━━━ INFORMATION SHOWN
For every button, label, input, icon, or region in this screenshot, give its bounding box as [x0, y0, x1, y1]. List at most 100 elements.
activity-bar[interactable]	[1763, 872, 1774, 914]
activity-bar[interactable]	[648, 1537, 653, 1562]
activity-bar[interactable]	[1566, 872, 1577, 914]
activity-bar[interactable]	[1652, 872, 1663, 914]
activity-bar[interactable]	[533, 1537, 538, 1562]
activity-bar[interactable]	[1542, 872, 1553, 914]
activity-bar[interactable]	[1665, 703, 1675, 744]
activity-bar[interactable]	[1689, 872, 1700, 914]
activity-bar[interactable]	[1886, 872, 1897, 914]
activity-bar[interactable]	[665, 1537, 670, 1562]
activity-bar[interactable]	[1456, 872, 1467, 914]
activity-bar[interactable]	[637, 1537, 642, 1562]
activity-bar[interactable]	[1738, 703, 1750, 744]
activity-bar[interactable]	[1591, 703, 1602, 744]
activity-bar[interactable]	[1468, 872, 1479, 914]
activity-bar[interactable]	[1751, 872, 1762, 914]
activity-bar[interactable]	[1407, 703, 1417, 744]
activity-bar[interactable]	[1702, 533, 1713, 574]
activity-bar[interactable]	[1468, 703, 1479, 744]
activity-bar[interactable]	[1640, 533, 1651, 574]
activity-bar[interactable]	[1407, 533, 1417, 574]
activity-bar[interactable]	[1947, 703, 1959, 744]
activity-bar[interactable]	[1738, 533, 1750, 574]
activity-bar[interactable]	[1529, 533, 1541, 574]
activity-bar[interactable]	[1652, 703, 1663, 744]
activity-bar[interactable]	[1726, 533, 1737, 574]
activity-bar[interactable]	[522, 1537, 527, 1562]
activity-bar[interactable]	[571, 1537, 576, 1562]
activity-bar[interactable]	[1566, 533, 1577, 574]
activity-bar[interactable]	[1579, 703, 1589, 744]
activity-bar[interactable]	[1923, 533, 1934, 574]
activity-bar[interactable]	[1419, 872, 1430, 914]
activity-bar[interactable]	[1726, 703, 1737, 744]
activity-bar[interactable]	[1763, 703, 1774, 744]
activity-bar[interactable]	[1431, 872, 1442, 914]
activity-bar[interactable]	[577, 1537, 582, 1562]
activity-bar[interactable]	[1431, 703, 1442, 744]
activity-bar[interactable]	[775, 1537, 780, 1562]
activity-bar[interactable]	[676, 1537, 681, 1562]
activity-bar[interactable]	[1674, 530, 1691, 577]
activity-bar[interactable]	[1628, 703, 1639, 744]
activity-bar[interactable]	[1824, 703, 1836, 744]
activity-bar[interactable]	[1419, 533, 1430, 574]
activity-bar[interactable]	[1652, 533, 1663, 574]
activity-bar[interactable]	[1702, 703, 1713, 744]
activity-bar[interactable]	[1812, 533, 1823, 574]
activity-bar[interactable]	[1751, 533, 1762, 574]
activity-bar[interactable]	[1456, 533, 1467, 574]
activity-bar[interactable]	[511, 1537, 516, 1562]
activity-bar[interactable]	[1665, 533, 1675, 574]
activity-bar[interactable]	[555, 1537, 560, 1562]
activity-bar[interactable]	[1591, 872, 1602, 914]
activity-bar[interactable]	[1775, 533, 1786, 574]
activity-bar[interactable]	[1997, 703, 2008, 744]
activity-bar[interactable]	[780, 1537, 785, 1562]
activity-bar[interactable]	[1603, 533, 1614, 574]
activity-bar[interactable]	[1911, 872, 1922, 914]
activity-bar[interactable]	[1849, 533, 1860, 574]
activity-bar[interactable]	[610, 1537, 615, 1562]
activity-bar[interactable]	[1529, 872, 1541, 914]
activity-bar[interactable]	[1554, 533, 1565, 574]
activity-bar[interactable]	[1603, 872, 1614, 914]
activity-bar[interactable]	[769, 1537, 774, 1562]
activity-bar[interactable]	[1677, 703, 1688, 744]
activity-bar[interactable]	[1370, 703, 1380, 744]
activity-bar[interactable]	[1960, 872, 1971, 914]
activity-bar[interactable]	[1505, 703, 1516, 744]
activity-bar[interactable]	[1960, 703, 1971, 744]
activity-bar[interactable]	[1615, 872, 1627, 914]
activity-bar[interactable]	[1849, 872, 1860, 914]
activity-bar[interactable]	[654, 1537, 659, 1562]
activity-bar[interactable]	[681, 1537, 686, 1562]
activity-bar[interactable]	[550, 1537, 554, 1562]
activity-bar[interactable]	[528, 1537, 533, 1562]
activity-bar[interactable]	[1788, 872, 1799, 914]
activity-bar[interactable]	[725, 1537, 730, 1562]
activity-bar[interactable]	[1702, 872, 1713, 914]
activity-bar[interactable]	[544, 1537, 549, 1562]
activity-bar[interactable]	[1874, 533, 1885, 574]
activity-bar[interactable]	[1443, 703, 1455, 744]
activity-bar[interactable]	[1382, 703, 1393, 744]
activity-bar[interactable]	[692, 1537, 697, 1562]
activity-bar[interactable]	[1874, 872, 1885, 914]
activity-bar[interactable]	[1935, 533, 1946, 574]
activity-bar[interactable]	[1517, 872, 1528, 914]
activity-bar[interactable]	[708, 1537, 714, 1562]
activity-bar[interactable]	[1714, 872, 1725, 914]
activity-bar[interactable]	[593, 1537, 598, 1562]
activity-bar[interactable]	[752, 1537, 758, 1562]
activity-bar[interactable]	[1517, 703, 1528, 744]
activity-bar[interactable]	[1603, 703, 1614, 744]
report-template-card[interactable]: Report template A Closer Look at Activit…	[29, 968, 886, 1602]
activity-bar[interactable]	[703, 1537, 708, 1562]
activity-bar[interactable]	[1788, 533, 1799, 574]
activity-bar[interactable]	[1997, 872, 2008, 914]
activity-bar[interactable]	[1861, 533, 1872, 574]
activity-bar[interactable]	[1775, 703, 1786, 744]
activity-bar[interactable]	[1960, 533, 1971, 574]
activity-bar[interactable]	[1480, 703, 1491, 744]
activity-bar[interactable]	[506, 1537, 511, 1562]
━━━━━━
Please format every line of the entry above as a numbered list, leaving out any blank lines.

1. For every button, label, input, icon, or region in this screenshot, give its bounding box as [x0, y0, x1, y1]. List at most 100 elements.
2. activity-bar[interactable]	[1763, 872, 1774, 914]
3. activity-bar[interactable]	[648, 1537, 653, 1562]
4. activity-bar[interactable]	[1566, 872, 1577, 914]
5. activity-bar[interactable]	[1652, 872, 1663, 914]
6. activity-bar[interactable]	[533, 1537, 538, 1562]
7. activity-bar[interactable]	[1542, 872, 1553, 914]
8. activity-bar[interactable]	[1665, 703, 1675, 744]
9. activity-bar[interactable]	[1689, 872, 1700, 914]
10. activity-bar[interactable]	[1886, 872, 1897, 914]
11. activity-bar[interactable]	[665, 1537, 670, 1562]
12. activity-bar[interactable]	[1456, 872, 1467, 914]
13. activity-bar[interactable]	[637, 1537, 642, 1562]
14. activity-bar[interactable]	[1738, 703, 1750, 744]
15. activity-bar[interactable]	[1591, 703, 1602, 744]
16. activity-bar[interactable]	[1468, 872, 1479, 914]
17. activity-bar[interactable]	[1751, 872, 1762, 914]
18. activity-bar[interactable]	[1407, 703, 1417, 744]
19. activity-bar[interactable]	[1702, 533, 1713, 574]
20. activity-bar[interactable]	[1468, 703, 1479, 744]
21. activity-bar[interactable]	[1640, 533, 1651, 574]
22. activity-bar[interactable]	[1407, 533, 1417, 574]
23. activity-bar[interactable]	[1947, 703, 1959, 744]
24. activity-bar[interactable]	[1738, 533, 1750, 574]
25. activity-bar[interactable]	[1529, 533, 1541, 574]
26. activity-bar[interactable]	[1652, 703, 1663, 744]
27. activity-bar[interactable]	[1726, 533, 1737, 574]
28. activity-bar[interactable]	[522, 1537, 527, 1562]
29. activity-bar[interactable]	[571, 1537, 576, 1562]
30. activity-bar[interactable]	[1566, 533, 1577, 574]
31. activity-bar[interactable]	[1579, 703, 1589, 744]
32. activity-bar[interactable]	[1923, 533, 1934, 574]
33. activity-bar[interactable]	[1419, 872, 1430, 914]
34. activity-bar[interactable]	[1726, 703, 1737, 744]
35. activity-bar[interactable]	[1763, 703, 1774, 744]
36. activity-bar[interactable]	[1431, 872, 1442, 914]
37. activity-bar[interactable]	[577, 1537, 582, 1562]
38. activity-bar[interactable]	[1431, 703, 1442, 744]
39. activity-bar[interactable]	[775, 1537, 780, 1562]
40. activity-bar[interactable]	[676, 1537, 681, 1562]
41. activity-bar[interactable]	[1674, 530, 1691, 577]
42. activity-bar[interactable]	[1628, 703, 1639, 744]
43. activity-bar[interactable]	[1824, 703, 1836, 744]
44. activity-bar[interactable]	[1419, 533, 1430, 574]
45. activity-bar[interactable]	[1652, 533, 1663, 574]
46. activity-bar[interactable]	[1702, 703, 1713, 744]
47. activity-bar[interactable]	[1812, 533, 1823, 574]
48. activity-bar[interactable]	[1751, 533, 1762, 574]
49. activity-bar[interactable]	[1456, 533, 1467, 574]
50. activity-bar[interactable]	[511, 1537, 516, 1562]
51. activity-bar[interactable]	[1665, 533, 1675, 574]
52. activity-bar[interactable]	[555, 1537, 560, 1562]
53. activity-bar[interactable]	[1591, 872, 1602, 914]
54. activity-bar[interactable]	[1775, 533, 1786, 574]
55. activity-bar[interactable]	[1997, 703, 2008, 744]
56. activity-bar[interactable]	[780, 1537, 785, 1562]
57. activity-bar[interactable]	[1603, 533, 1614, 574]
58. activity-bar[interactable]	[1911, 872, 1922, 914]
59. activity-bar[interactable]	[1849, 533, 1860, 574]
60. activity-bar[interactable]	[610, 1537, 615, 1562]
61. activity-bar[interactable]	[1529, 872, 1541, 914]
62. activity-bar[interactable]	[1554, 533, 1565, 574]
63. activity-bar[interactable]	[1603, 872, 1614, 914]
64. activity-bar[interactable]	[769, 1537, 774, 1562]
65. activity-bar[interactable]	[1677, 703, 1688, 744]
66. activity-bar[interactable]	[1370, 703, 1380, 744]
67. activity-bar[interactable]	[1960, 872, 1971, 914]
68. activity-bar[interactable]	[1505, 703, 1516, 744]
69. activity-bar[interactable]	[1960, 703, 1971, 744]
70. activity-bar[interactable]	[1615, 872, 1627, 914]
71. activity-bar[interactable]	[1849, 872, 1860, 914]
72. activity-bar[interactable]	[654, 1537, 659, 1562]
73. activity-bar[interactable]	[681, 1537, 686, 1562]
74. activity-bar[interactable]	[550, 1537, 554, 1562]
75. activity-bar[interactable]	[528, 1537, 533, 1562]
76. activity-bar[interactable]	[1788, 872, 1799, 914]
77. activity-bar[interactable]	[725, 1537, 730, 1562]
78. activity-bar[interactable]	[1702, 872, 1713, 914]
79. activity-bar[interactable]	[544, 1537, 549, 1562]
80. activity-bar[interactable]	[1874, 533, 1885, 574]
81. activity-bar[interactable]	[1443, 703, 1455, 744]
82. activity-bar[interactable]	[1382, 703, 1393, 744]
83. activity-bar[interactable]	[692, 1537, 697, 1562]
84. activity-bar[interactable]	[1874, 872, 1885, 914]
85. activity-bar[interactable]	[1935, 533, 1946, 574]
86. activity-bar[interactable]	[1517, 872, 1528, 914]
87. activity-bar[interactable]	[708, 1537, 714, 1562]
88. activity-bar[interactable]	[1714, 872, 1725, 914]
89. activity-bar[interactable]	[593, 1537, 598, 1562]
90. activity-bar[interactable]	[752, 1537, 758, 1562]
91. activity-bar[interactable]	[1517, 703, 1528, 744]
92. activity-bar[interactable]	[1603, 703, 1614, 744]
93. report-template-card[interactable]: Report template A Closer Look at Activit…	[29, 968, 886, 1602]
94. activity-bar[interactable]	[703, 1537, 708, 1562]
95. activity-bar[interactable]	[1788, 533, 1799, 574]
96. activity-bar[interactable]	[1997, 872, 2008, 914]
97. activity-bar[interactable]	[1861, 533, 1872, 574]
98. activity-bar[interactable]	[1775, 703, 1786, 744]
99. activity-bar[interactable]	[1960, 533, 1971, 574]
100. activity-bar[interactable]	[1480, 703, 1491, 744]
101. activity-bar[interactable]	[506, 1537, 511, 1562]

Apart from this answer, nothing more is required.